** Begin SOURCE EXTRACT **
During World War II, the Army, including the Army Air Force, was under the War Department, while the Navy,  Marine Corps, and Coast Guard were under the Navy Department.  During WWII:
  • The Air Force, being part of the US Army branch of service, used the same service number system as the Army.
  • The US Navy, Marine Corps, and Coast Guard service branches all used different service number systems.
Part 1 - US Army and Army Air Force Service Numbers
Military records often lack the hyphens that I use, both for enlisted and officer personnel service numbers.

US Army Enlistees before 1 Jul 1940:

Prior to 1 Jul 1940, an Army enlistee was assigned a seven-digit service number.
  • Roster member Robert Clark Pierce, who joined the Army in 1933 from Council Bluffs and died in a Japanese prison camp in 1942, had the serial number 6-825-221.

US Army Enlistees after 1 Jul 1940:
Starting 1 July 1940, an Army enlistee was assigned an eight-digit service number beginning with 1. The second digit was the Service Command number from the following list.
  • Roster member Glen Bostedt of rural Council Bluffs, who enlisted on 12 Sep 1940 and died with his brothers in a Japanese prison camp in 1942, had the service number of 17-011-361.
** End SOURCE EXTRACT **
** Begin RAW RECORDS **
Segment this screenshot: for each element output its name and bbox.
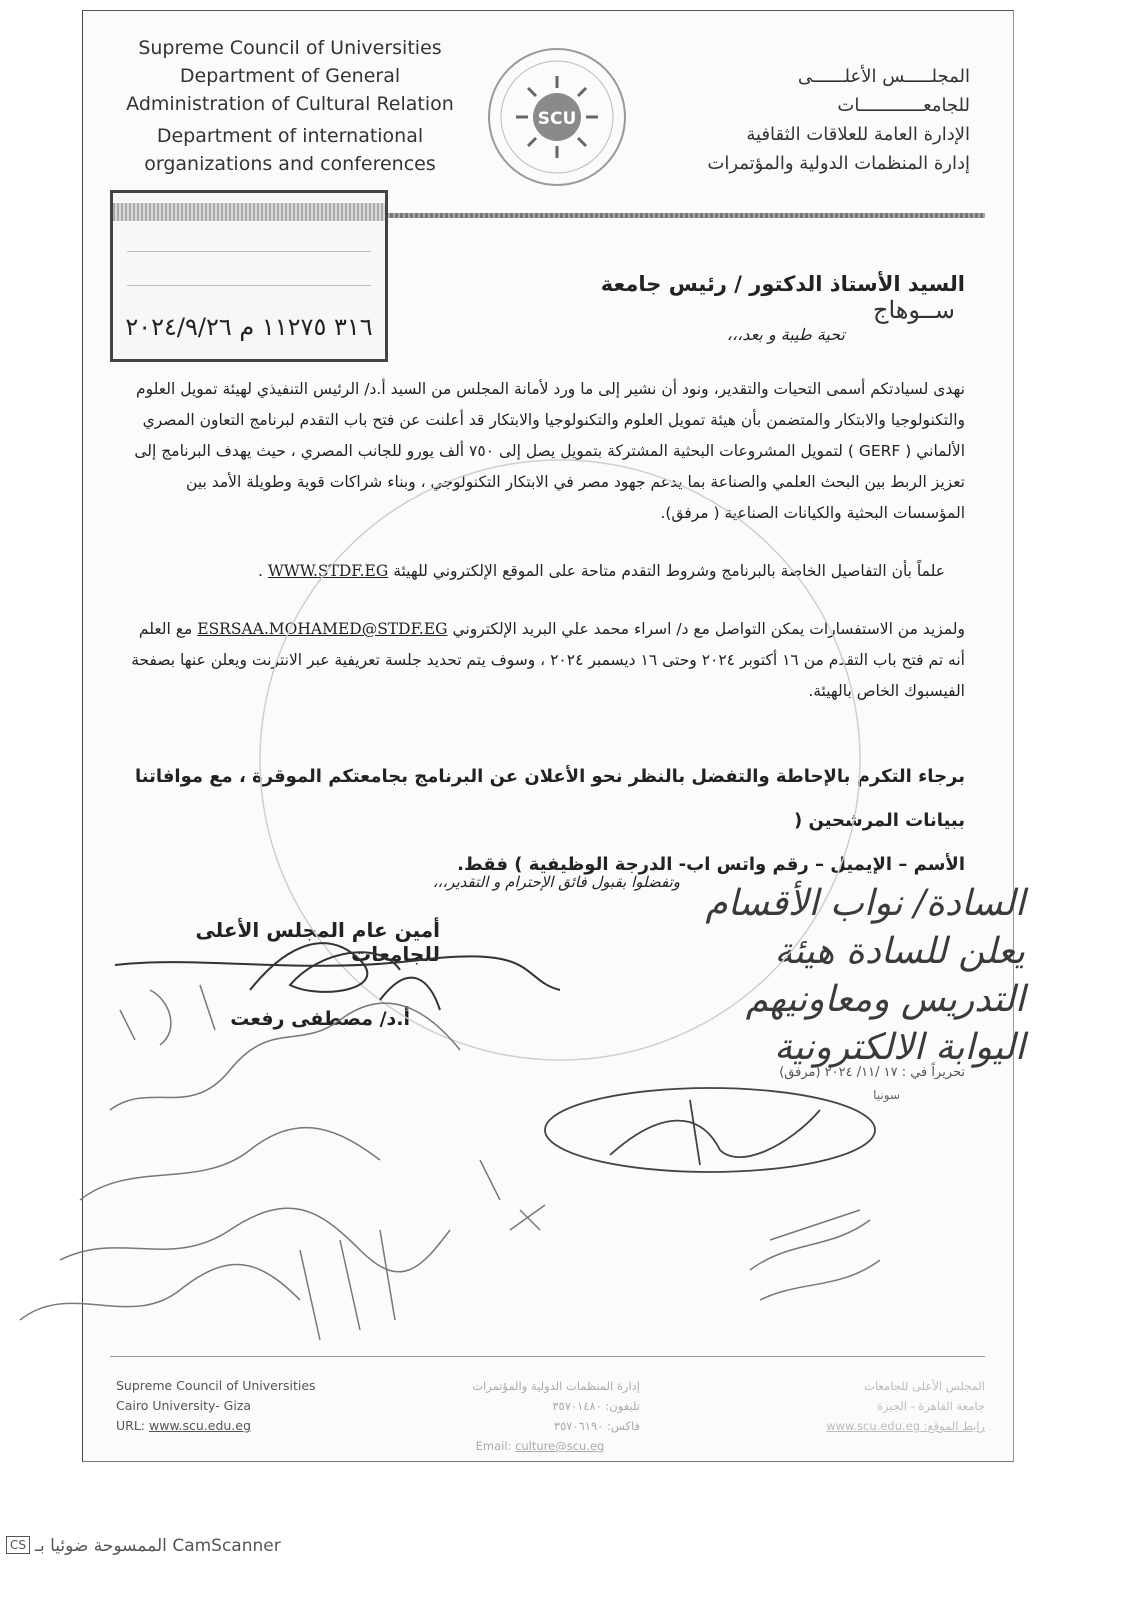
clerk-name: سونيا — [873, 1088, 900, 1102]
closing-line: وتفضلوا بقبول فائق الإحترام و التقدير،،، — [432, 873, 680, 891]
header-ar-line: المجلـــــس الأعلــــــى — [797, 66, 970, 87]
p3-text: ولمزيد من الاستفسارات يمكن التواصل مع د/ اسراء محمد علي البريد الإلكتروني — [452, 620, 965, 638]
footer-email-label: Email: — [475, 1439, 512, 1453]
header-en-line: Supreme Council of Universities — [138, 37, 442, 59]
request-line-1: برجاء التكرم بالإحاطة والتفضل بالنظر نحو الأعلان عن البرنامج بجامعتكم الموقرة ، مع موافاتنا ببيانات المرشحين ( — [134, 766, 965, 831]
handwritten-line: يعلن للسادة هيئة — [774, 931, 1025, 972]
camscanner-text: الممسوحة ضوئيا بـ CamScanner — [35, 1536, 281, 1556]
footer-right-line: رابط الموقع: www.scu.edu.eg — [826, 1419, 985, 1433]
footer-english — [116, 1376, 376, 1436]
footer-en-line: Supreme Council of Universities — [116, 1378, 316, 1393]
footer-email-link[interactable]: culture@scu.eg — [515, 1439, 605, 1453]
request-line-2: الأسم – الإيميل – رقم واتس اب- الدرجة الوظيفية ) فقط. — [457, 854, 965, 875]
dated-line: تحريراً في : ١٧ /١١/ ٢٠٢٤ (مرفق) — [779, 1065, 965, 1080]
handwritten-line: السادة/ نواب الأقسام — [705, 883, 1025, 924]
camscanner-watermark — [6, 1536, 281, 1556]
footer-url-link[interactable]: www.scu.edu.eg — [149, 1418, 251, 1433]
footer-mid-line: تليفون: ٣٥٧٠١٤٨٠ — [552, 1399, 640, 1413]
header-en-line: Department of international — [156, 125, 424, 147]
salutation-text: السيد الأستاذ الدكتور / رئيس جامعة — [600, 272, 965, 296]
salutation-handwritten: ســوهاج — [872, 296, 955, 324]
footer-divider — [110, 1356, 985, 1357]
camscanner-badge: CS — [6, 1536, 30, 1554]
footer-mid-line: فاكس: ٣٥٧٠٦١٩٠ — [553, 1419, 640, 1433]
footer-right — [790, 1376, 985, 1436]
p2-end: . — [258, 562, 263, 580]
email-link[interactable]: ESRSAA.MOHAMED@STDF.EG — [197, 620, 448, 638]
header-en-line: Administration of Cultural Relation — [126, 93, 454, 115]
footer-middle — [440, 1376, 640, 1456]
greeting: تحية طيبة و بعد،،، — [726, 325, 845, 344]
header-ar-line: الإدارة العامة للعلاقات الثقافية — [746, 124, 970, 145]
footer-en-line: Cairo University- Giza — [116, 1398, 252, 1413]
stamp-number: ٣١٦ ١١٢٧٥ م ٢٠٢٤/٩/٢٦ — [125, 313, 373, 341]
secretary-signature — [115, 943, 560, 1010]
footer-mid-line: إدارة المنظمات الدولية والمؤتمرات — [472, 1379, 640, 1393]
header-en-line: organizations and conferences — [144, 153, 436, 175]
p2-text: علماً بأن التفاصيل الخاصة بالبرنامج وشروط التقدم متاحة على الموقع الإلكتروني للهيئة — [393, 562, 945, 580]
watermark-circle — [260, 460, 860, 1060]
footer-right-line: جامعة القاهرة - الجيزة — [876, 1399, 985, 1413]
signature-title: أمين عام المجلس الأعلى للجامعات — [195, 918, 440, 966]
header-en-line: Department of General — [179, 65, 401, 87]
handwritten-annotations — [20, 985, 880, 1340]
handwritten-line: اليوابة الالكترونية — [774, 1027, 1025, 1068]
official-signature — [545, 1088, 875, 1172]
signature-name: أ.د/ مصطفى رفعت — [230, 1008, 410, 1030]
logo-text: SCU — [537, 109, 577, 129]
footer-url-label: URL: — [116, 1418, 146, 1433]
body-paragraph-1: نهدى لسيادتكم أسمى التحيات والتقدير، ونود أن نشير إلى ما ورد لأمانة المجلس من السيد أ.د/ الرئيس التنفيذي لهيئة تمويل العلوم والتكنولوجيا والابتكار والمتضمن بأن هيئة تمويل العلوم والتكنولوجيا والابتكار قد أعلنت عن فتح باب التقدم لبرنامج التعاون المصري الألماني ( GERF ) لتمويل المشروعات البحثية المشتركة بتمويل يصل إلى ٧٥٠ ألف يورو للجانب المصري ، حيث يهدف البرنامج إلى تعزيز الربط بين البحث العلمي والصناعة بما يدعم جهود مصر في الابتكار التكنولوجي ، وبناء شراكات قوية وطويلة الأمد بين المؤسسات البحثية والكيانات الصناعية ( مرفق). — [134, 380, 965, 522]
footer-right-line: المجلس الأعلى للجامعات — [864, 1379, 985, 1393]
handwritten-line: التدريس ومعاونيهم — [745, 979, 1025, 1020]
p3-text-after: مع العلم أنه تم فتح باب التقدم من ١٦ أكتوبر ٢٠٢٤ وحتى ١٦ ديسمبر ٢٠٢٤ ، وسوف يتم تحديد جلسة تعريفية عبر الانترنت ويعلن عنها بصفحة الفيسبوك الخاص بالهيئة. — [131, 620, 965, 700]
header-ar-line: إدارة المنظمات الدولية والمؤتمرات — [707, 153, 970, 174]
website-link[interactable]: WWW.STDF.EG — [267, 562, 389, 580]
header-ar-line: للجامعــــــــــــات — [837, 95, 970, 116]
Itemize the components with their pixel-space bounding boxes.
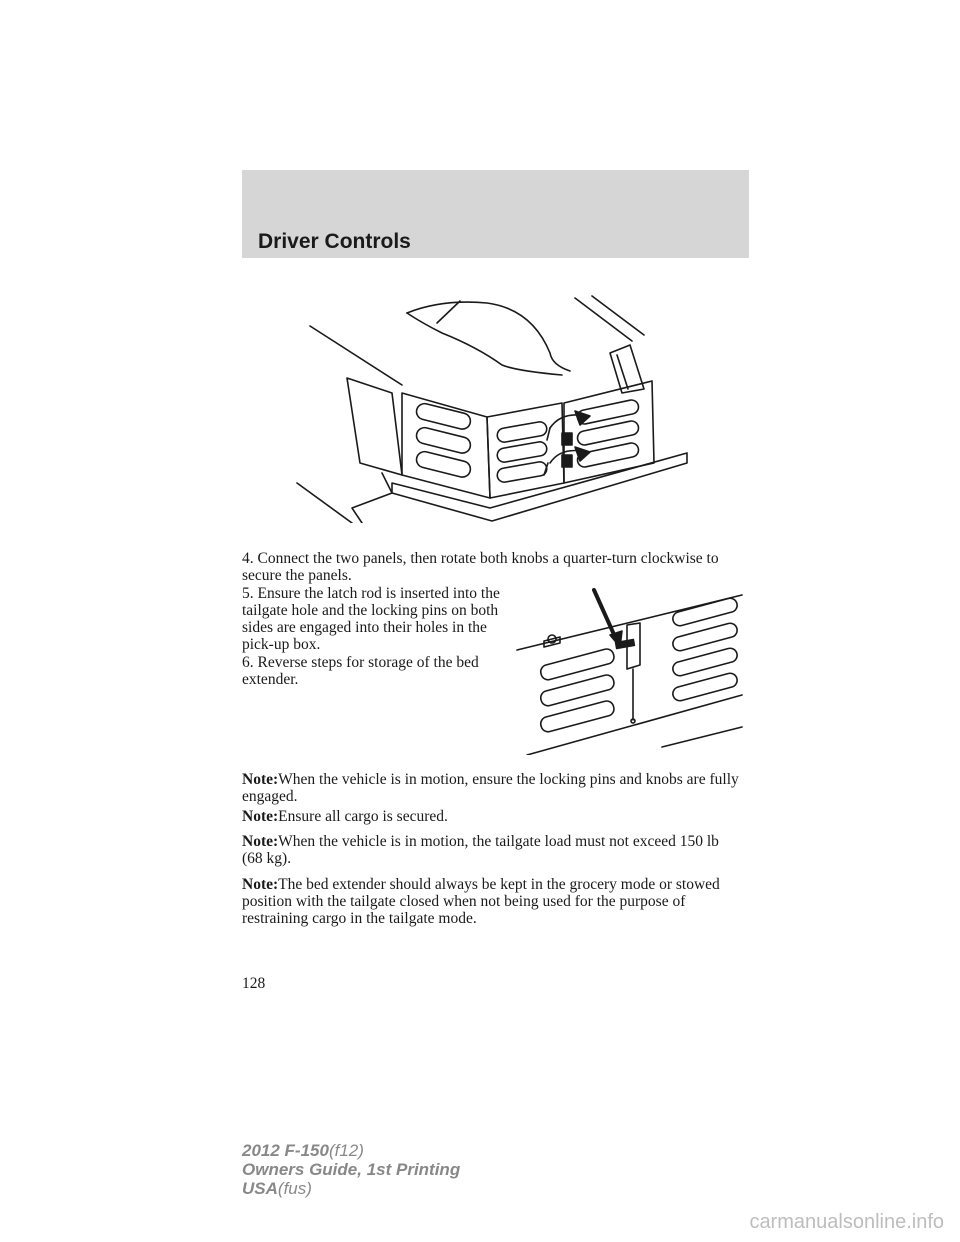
** End RAW RECORDS **
### [CHALLENGE A]
The text on World War II service numbers names the branches that came under the Navy Department. List each of those branches.
### [CHALLENGE B]
Write the next part of the text on Army service numbers, picking up after its final sentence.
The items come after the text and are separate from it.

### [RESPONSE A]
Navy, Marine Corps, Coast Guard

### [RESPONSE B]
US Army Draftees:
Following enactment of the 16 September 1940 Selective Training and Service Act, the Army instituted a draft beginning in October 1940. A draftee’s eight-digit service number started with 3, with the second digit being the draftee’s Service Command number.
  • Roster member Walter Reinig, who was drafted from Harlan, Shelby County, Iowa in March 1941 and was killed at Anzio Beachhead in Italy in January 1944, had a service number of 37-035-972.

The Army Service Commands:
After the German Blitzkrieg overran France in the late spring of 1940, the Roosevelt administration in Washington realized that the United States required a major military buildup. Among the changes preliminary to this buildup was the division of the United States into nine Army Service Commands thusly:
  1. Connecticut Maine, Massachusetts, New Hampshire, Rhode Island, Vermont
  2. Delaware, New Jersey, New York
  3. Maryland, Pennsylvania, Virginia
  4. Alabama, Florida, Georgia Mississippi, North Carolina, South Carolina, Tennessee
  5. Indiana, Kentucky, Ohio, West Virginia
  6. Illinois, Michigan, Wisconsin
  7. Colorado, Iowa, Kansas, Minnesota, Missouri, Nebraska, North Dakota, South Dakota, Wyoming
  8. Arkansas, Louisiana, New Mexico, Oklahoma, Texas
  9. Alaska, Arizona, California, Idaho, Montana, Nevada, Oregon, Utah, Washington
Army Service Command Notes:
  • Iowa was in the 7th Service Command, which was headquartered in Omaha, Nebraska.
  • Although Alaska Territory appears on the above list, Hawaii Territory is strangely missing.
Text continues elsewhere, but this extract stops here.